Excerpts from a figure dataset
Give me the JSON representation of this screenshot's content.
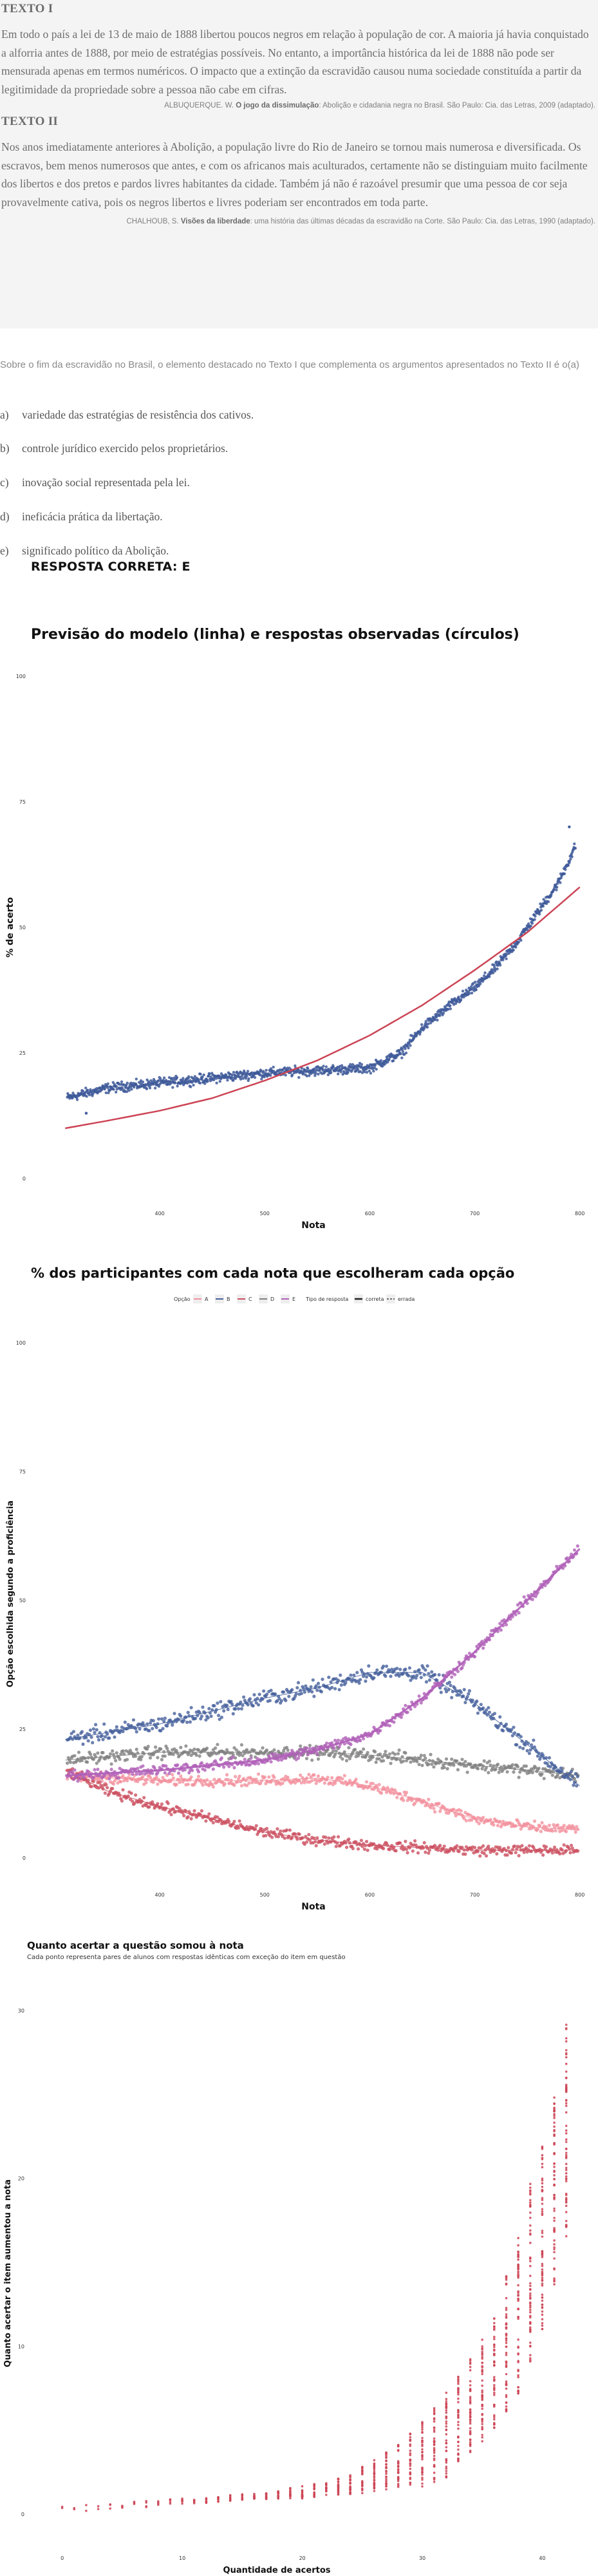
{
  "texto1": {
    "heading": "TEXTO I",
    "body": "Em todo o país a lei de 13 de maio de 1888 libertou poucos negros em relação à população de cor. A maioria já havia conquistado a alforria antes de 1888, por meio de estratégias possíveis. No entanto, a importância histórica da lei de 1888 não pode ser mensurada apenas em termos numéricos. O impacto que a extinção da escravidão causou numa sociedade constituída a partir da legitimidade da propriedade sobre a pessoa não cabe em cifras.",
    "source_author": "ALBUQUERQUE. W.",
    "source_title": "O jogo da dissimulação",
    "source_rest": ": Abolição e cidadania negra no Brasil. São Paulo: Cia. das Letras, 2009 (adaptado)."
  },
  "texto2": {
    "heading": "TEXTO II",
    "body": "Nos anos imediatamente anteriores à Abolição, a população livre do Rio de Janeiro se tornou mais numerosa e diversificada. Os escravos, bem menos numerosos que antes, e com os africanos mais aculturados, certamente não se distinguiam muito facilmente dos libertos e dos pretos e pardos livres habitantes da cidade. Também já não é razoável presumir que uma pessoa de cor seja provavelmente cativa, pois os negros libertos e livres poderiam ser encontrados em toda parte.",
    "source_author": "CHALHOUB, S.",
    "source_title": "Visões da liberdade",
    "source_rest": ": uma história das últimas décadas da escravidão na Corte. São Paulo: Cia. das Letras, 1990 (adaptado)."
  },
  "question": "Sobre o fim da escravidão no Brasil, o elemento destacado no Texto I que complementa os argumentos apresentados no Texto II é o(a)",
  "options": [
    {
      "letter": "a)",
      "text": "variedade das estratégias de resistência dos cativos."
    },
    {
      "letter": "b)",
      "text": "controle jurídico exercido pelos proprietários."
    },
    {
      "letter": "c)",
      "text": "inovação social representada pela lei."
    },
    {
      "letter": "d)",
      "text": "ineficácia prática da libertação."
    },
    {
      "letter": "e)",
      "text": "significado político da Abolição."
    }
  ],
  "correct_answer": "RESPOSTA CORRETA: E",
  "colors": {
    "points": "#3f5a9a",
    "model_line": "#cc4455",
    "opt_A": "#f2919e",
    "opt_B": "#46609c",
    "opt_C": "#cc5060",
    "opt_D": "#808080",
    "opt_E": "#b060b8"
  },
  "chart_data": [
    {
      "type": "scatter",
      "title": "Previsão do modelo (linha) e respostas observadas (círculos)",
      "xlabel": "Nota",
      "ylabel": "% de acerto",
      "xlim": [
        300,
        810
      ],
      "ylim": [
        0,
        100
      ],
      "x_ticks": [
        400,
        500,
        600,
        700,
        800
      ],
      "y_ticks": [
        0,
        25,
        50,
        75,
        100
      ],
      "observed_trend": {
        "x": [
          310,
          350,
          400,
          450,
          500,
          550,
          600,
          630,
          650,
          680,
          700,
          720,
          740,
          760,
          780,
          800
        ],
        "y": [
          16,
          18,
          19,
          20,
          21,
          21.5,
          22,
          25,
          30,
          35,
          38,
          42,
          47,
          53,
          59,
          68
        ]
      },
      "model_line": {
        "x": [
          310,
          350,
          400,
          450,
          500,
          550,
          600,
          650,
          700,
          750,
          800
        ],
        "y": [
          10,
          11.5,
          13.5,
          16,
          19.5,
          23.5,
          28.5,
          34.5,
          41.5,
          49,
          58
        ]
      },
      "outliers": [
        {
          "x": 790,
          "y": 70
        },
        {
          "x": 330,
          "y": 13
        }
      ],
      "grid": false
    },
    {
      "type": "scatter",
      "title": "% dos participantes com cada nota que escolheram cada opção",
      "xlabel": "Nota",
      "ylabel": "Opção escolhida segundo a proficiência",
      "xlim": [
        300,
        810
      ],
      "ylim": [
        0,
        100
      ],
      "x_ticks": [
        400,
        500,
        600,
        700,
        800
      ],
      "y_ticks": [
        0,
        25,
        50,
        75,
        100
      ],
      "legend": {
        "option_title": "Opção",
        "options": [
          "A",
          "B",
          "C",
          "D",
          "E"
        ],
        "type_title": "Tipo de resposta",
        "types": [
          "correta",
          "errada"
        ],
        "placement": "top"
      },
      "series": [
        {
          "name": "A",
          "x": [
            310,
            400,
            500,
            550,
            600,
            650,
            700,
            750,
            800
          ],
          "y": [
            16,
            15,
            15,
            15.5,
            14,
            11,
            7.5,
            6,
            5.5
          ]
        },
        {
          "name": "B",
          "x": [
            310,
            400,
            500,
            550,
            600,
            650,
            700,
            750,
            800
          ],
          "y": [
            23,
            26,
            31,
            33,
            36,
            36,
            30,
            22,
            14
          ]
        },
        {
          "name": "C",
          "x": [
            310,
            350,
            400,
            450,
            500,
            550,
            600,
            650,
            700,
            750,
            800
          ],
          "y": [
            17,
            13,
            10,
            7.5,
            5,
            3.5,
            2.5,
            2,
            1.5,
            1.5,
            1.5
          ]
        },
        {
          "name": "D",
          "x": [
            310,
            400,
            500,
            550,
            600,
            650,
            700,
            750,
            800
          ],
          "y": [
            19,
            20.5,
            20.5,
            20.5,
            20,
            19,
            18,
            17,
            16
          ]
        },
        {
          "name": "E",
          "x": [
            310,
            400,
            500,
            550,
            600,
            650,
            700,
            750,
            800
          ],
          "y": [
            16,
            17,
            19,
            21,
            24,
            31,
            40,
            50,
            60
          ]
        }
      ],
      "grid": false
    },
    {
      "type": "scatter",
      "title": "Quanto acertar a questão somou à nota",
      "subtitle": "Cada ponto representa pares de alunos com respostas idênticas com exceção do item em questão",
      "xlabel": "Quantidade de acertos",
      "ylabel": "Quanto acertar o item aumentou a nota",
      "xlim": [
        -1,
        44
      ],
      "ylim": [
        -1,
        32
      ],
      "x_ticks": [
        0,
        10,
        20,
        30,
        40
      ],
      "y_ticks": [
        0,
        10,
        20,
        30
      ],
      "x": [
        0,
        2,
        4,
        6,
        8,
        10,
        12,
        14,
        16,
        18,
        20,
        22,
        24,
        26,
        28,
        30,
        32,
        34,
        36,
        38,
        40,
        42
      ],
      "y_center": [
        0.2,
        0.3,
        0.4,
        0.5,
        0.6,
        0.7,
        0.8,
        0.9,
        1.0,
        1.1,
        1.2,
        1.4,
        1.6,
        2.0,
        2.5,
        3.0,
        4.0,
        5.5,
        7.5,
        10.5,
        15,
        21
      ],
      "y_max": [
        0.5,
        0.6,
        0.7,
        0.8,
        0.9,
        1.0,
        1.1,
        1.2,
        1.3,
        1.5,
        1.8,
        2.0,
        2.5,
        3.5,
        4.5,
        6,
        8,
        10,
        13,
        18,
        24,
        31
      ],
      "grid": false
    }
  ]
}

Problem details >>
From the entries above, copy each line holding "escravidão".

Answer to the task >>
    "body": "Em todo o país a lei de 13 de maio de 1888 libertou poucos negros em relação à população de cor. A maioria já havia conquistado a alforria antes de 1888, por meio de estratégias possíveis. No entanto, a importância histórica da lei de 1888 não pode ser mensurada apenas em termos numéricos. O impacto que a extinção da escravidão causou numa sociedade constituída a partir da legitimidade da propriedade sobre a pessoa não cabe em cifras.",
    "source_rest": ": uma história das últimas décadas da escravidão na Corte. São Paulo: Cia. das Letras, 1990 (adaptado)."
  "question": "Sobre o fim da escravidão no Brasil, o elemento destacado no Texto I que complementa os argumentos apresentados no Texto II é o(a)",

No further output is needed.